- _EXERCISE_
Go through the data below. Pull out every line that has the word "织物和服装的专业维护".

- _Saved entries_

— Start —

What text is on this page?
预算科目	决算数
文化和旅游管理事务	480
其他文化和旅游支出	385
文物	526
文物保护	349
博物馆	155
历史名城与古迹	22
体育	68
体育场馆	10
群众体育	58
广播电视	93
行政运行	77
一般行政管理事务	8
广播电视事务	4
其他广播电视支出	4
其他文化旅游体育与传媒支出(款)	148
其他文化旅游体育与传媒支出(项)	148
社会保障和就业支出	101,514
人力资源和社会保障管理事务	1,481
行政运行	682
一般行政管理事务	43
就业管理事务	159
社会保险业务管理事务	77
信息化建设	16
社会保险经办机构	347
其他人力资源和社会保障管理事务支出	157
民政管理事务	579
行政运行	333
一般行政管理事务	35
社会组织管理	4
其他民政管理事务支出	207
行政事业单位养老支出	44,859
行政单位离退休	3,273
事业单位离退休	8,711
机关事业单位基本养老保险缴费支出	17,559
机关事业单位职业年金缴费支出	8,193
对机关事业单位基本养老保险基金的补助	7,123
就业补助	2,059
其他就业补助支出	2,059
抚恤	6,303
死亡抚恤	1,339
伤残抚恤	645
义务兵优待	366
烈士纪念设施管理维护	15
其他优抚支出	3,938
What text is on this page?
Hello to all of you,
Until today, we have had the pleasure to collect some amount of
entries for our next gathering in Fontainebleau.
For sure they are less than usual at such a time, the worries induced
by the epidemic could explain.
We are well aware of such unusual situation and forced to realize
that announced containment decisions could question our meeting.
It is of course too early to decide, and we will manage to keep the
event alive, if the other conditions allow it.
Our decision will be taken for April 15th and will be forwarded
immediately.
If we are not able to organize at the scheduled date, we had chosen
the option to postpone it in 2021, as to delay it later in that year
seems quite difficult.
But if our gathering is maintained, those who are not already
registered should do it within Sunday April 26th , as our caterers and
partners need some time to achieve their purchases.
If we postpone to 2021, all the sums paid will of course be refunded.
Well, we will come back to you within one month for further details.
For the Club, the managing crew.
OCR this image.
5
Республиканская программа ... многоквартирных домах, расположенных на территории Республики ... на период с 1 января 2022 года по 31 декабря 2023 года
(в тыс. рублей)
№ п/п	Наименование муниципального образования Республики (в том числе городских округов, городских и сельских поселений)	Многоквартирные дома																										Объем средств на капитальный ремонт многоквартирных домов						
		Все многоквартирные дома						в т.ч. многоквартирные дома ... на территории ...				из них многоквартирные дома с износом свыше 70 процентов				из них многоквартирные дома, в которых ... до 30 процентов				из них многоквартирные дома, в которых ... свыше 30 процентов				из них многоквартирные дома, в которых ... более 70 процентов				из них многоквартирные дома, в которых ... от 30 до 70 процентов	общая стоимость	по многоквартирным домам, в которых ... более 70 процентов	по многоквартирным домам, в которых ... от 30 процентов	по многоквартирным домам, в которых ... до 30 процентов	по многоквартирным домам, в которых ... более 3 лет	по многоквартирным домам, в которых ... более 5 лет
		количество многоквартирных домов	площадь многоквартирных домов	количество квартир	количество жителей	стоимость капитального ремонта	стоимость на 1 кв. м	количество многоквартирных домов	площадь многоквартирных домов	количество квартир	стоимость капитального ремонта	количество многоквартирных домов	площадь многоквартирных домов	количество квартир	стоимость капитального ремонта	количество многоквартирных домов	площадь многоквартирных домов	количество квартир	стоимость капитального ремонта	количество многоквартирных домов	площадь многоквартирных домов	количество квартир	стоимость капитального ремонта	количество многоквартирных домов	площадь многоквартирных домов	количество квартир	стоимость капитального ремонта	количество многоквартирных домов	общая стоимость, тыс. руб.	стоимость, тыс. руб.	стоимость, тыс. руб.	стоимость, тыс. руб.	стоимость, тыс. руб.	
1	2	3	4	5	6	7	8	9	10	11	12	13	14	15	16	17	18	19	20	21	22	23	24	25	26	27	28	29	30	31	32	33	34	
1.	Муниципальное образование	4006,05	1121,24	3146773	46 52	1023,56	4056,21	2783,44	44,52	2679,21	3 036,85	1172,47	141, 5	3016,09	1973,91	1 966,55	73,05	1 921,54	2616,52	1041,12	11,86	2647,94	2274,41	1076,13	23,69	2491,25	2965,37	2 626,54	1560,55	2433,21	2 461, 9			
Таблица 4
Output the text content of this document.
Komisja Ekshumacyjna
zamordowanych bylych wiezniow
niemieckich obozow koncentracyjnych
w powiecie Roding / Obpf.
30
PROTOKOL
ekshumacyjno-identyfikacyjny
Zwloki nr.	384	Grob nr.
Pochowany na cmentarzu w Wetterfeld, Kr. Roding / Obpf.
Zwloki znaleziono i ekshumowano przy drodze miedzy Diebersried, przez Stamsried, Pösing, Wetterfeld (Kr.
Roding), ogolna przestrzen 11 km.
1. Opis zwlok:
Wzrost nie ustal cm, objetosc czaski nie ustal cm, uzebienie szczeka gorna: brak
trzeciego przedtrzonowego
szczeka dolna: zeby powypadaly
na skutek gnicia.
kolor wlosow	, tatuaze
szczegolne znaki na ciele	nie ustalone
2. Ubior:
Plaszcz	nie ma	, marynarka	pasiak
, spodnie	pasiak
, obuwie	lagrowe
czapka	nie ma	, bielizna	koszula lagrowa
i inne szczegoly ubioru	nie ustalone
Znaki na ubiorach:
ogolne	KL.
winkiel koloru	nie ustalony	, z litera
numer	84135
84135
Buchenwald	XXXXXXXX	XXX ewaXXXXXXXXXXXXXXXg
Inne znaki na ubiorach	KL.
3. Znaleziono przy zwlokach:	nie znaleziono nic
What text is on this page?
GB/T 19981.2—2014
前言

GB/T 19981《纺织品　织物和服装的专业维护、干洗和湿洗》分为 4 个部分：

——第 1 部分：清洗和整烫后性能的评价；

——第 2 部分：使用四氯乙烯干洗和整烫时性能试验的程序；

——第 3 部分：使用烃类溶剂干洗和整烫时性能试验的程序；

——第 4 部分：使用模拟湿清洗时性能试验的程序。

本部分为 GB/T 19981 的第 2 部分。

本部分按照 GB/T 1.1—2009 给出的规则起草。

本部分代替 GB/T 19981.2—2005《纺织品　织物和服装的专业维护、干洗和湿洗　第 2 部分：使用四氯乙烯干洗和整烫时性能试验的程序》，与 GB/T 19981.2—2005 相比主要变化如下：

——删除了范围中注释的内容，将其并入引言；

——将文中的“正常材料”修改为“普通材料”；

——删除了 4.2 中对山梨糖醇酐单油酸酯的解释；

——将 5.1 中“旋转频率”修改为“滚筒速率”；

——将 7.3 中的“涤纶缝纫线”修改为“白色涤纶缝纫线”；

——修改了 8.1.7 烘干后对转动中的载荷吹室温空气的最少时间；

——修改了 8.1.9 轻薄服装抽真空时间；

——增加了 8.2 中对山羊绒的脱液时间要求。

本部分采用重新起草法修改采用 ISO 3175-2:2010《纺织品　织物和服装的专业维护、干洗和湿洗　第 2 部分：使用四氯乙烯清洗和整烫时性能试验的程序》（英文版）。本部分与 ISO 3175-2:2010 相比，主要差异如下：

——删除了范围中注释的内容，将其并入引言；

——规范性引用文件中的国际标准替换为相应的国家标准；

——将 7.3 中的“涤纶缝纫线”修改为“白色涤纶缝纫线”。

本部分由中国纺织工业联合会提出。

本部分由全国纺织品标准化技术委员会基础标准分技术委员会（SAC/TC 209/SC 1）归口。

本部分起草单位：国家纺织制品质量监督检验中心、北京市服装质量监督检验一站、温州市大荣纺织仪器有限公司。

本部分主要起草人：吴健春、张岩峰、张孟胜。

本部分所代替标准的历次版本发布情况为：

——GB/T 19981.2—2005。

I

— End —

- _TASK ANSWER_
GB/T 19981《纺织品　织物和服装的专业维护、干洗和湿洗》分为 4 个部分：
本部分代替 GB/T 19981.2—2005《纺织品　织物和服装的专业维护、干洗和湿洗　第 2 部分：使用四氯乙烯干洗和整烫时性能试验的程序》，与 GB/T 19981.2—2005 相比主要变化如下：
本部分采用重新起草法修改采用 ISO 3175-2:2010《纺织品　织物和服装的专业维护、干洗和湿洗　第 2 部分：使用四氯乙烯清洗和整烫时性能试验的程序》（英文版）。本部分与 ISO 3175-2:2010 相比，主要差异如下：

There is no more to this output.